Element box records
★ ★ ★

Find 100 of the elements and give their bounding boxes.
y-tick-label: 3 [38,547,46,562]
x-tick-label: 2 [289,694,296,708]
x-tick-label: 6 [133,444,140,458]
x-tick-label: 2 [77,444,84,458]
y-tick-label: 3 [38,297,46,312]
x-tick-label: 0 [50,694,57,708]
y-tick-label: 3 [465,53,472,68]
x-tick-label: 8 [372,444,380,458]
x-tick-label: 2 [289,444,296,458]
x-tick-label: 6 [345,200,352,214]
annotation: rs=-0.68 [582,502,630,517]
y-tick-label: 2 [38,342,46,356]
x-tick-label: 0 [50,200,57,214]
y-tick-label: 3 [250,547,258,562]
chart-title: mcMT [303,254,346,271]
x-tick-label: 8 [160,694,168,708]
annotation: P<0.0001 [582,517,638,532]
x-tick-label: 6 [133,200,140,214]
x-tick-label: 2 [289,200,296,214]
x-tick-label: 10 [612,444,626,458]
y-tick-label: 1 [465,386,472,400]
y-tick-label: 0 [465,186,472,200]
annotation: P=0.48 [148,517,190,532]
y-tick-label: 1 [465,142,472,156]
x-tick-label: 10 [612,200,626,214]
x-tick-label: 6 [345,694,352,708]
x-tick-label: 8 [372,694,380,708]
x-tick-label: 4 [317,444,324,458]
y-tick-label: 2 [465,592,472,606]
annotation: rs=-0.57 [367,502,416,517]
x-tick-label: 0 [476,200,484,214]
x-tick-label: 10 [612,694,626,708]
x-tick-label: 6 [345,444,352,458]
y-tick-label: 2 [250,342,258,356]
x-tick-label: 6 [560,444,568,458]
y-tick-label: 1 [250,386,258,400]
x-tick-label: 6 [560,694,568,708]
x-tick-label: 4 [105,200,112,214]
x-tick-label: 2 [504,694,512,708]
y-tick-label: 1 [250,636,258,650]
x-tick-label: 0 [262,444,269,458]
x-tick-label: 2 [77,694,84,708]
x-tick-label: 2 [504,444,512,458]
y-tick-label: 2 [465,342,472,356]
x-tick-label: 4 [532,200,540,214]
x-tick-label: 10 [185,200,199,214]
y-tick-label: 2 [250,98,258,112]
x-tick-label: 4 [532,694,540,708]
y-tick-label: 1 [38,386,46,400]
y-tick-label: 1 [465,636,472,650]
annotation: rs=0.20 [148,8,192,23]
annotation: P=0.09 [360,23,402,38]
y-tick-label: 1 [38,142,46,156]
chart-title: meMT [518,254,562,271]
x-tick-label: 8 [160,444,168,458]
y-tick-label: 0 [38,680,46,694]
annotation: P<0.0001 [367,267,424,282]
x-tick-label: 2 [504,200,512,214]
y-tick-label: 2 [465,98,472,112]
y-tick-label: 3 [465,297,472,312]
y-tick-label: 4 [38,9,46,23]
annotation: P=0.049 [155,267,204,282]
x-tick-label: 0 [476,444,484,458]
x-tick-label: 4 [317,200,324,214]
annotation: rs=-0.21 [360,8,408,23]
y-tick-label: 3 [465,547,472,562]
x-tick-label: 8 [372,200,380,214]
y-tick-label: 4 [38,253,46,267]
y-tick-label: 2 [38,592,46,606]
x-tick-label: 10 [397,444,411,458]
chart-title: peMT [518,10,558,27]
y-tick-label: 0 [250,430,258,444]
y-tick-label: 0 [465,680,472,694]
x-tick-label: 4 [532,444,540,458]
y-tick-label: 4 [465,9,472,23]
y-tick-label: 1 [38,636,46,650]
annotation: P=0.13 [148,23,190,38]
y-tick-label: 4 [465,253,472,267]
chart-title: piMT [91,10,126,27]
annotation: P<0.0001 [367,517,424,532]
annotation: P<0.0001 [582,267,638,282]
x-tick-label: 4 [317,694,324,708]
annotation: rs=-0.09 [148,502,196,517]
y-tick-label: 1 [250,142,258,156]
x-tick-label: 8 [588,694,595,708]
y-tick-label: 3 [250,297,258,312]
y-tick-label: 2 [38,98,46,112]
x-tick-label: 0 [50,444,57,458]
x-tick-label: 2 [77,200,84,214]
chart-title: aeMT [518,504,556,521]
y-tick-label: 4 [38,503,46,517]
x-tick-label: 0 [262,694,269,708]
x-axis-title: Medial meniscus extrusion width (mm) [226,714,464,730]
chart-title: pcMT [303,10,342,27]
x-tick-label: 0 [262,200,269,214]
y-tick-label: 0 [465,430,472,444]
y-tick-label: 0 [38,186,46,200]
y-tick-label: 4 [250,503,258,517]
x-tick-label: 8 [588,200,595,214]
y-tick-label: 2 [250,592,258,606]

★ ★ ★

WHAT THE EXERCISE ASKS:
Could you return every line of the records above verbatim, with nothing changed?

REPLY:
Find 100 of the elements and give their bounding boxes.
y-tick-label: 3 [38,547,46,562]
x-tick-label: 2 [289,694,296,708]
x-tick-label: 6 [133,444,140,458]
x-tick-label: 2 [77,444,84,458]
y-tick-label: 3 [38,297,46,312]
x-tick-label: 0 [50,694,57,708]
y-tick-label: 3 [465,53,472,68]
x-tick-label: 8 [372,444,380,458]
x-tick-label: 2 [289,444,296,458]
x-tick-label: 6 [345,200,352,214]
annotation: rs=-0.68 [582,502,630,517]
y-tick-label: 2 [38,342,46,356]
x-tick-label: 0 [50,200,57,214]
y-tick-label: 3 [250,547,258,562]
chart-title: mcMT [303,254,346,271]
x-tick-label: 8 [160,694,168,708]
annotation: P<0.0001 [582,517,638,532]
x-tick-label: 6 [133,200,140,214]
x-tick-label: 2 [289,200,296,214]
x-tick-label: 10 [612,444,626,458]
y-tick-label: 1 [465,386,472,400]
y-tick-label: 0 [465,186,472,200]
annotation: P=0.48 [148,517,190,532]
y-tick-label: 1 [465,142,472,156]
x-tick-label: 10 [612,200,626,214]
x-tick-label: 6 [345,694,352,708]
x-tick-label: 8 [372,694,380,708]
x-tick-label: 4 [317,444,324,458]
y-tick-label: 2 [465,592,472,606]
annotation: rs=-0.57 [367,502,416,517]
x-tick-label: 0 [476,200,484,214]
x-tick-label: 10 [612,694,626,708]
x-tick-label: 6 [345,444,352,458]
y-tick-label: 2 [250,342,258,356]
x-tick-label: 6 [560,444,568,458]
y-tick-label: 1 [250,386,258,400]
x-tick-label: 6 [560,694,568,708]
x-tick-label: 4 [105,200,112,214]
x-tick-label: 2 [504,694,512,708]
y-tick-label: 1 [250,636,258,650]
x-tick-label: 0 [262,444,269,458]
x-tick-label: 2 [77,694,84,708]
x-tick-label: 2 [504,444,512,458]
y-tick-label: 2 [465,342,472,356]
x-tick-label: 4 [532,200,540,214]
x-tick-label: 10 [185,200,199,214]
y-tick-label: 2 [250,98,258,112]
x-tick-label: 4 [532,694,540,708]
y-tick-label: 1 [38,386,46,400]
y-tick-label: 1 [465,636,472,650]
annotation: rs=0.20 [148,8,192,23]
annotation: P=0.09 [360,23,402,38]
y-tick-label: 1 [38,142,46,156]
chart-title: meMT [518,254,562,271]
x-tick-label: 8 [160,444,168,458]
y-tick-label: 0 [38,680,46,694]
annotation: P<0.0001 [367,267,424,282]
x-tick-label: 2 [504,200,512,214]
y-tick-label: 2 [465,98,472,112]
y-tick-label: 3 [465,297,472,312]
y-tick-label: 4 [38,9,46,23]
annotation: P=0.049 [155,267,204,282]
x-tick-label: 0 [476,444,484,458]
x-tick-label: 4 [317,200,324,214]
annotation: rs=-0.21 [360,8,408,23]
y-tick-label: 3 [465,547,472,562]
x-tick-label: 8 [372,200,380,214]
y-tick-label: 4 [38,253,46,267]
y-tick-label: 2 [38,592,46,606]
x-tick-label: 10 [397,444,411,458]
chart-title: peMT [518,10,558,27]
y-tick-label: 0 [250,430,258,444]
y-tick-label: 0 [465,680,472,694]
x-tick-label: 4 [532,444,540,458]
y-tick-label: 4 [465,9,472,23]
y-tick-label: 1 [38,636,46,650]
annotation: P=0.13 [148,23,190,38]
y-tick-label: 4 [465,253,472,267]
chart-title: piMT [91,10,126,27]
annotation: P<0.0001 [367,517,424,532]
annotation: P<0.0001 [582,267,638,282]
x-tick-label: 4 [317,694,324,708]
annotation: rs=-0.09 [148,502,196,517]
y-tick-label: 1 [250,142,258,156]
x-tick-label: 8 [588,694,595,708]
y-tick-label: 3 [250,297,258,312]
y-tick-label: 2 [38,98,46,112]
x-tick-label: 0 [50,444,57,458]
x-tick-label: 2 [77,200,84,214]
chart-title: aeMT [518,504,556,521]
y-tick-label: 4 [38,503,46,517]
x-tick-label: 0 [262,694,269,708]
x-axis-title: Medial meniscus extrusion width (mm) [226,714,464,730]
chart-title: pcMT [303,10,342,27]
x-tick-label: 0 [262,200,269,214]
y-tick-label: 0 [465,430,472,444]
y-tick-label: 0 [38,186,46,200]
y-tick-label: 4 [250,503,258,517]
x-tick-label: 8 [588,200,595,214]
y-tick-label: 2 [250,592,258,606]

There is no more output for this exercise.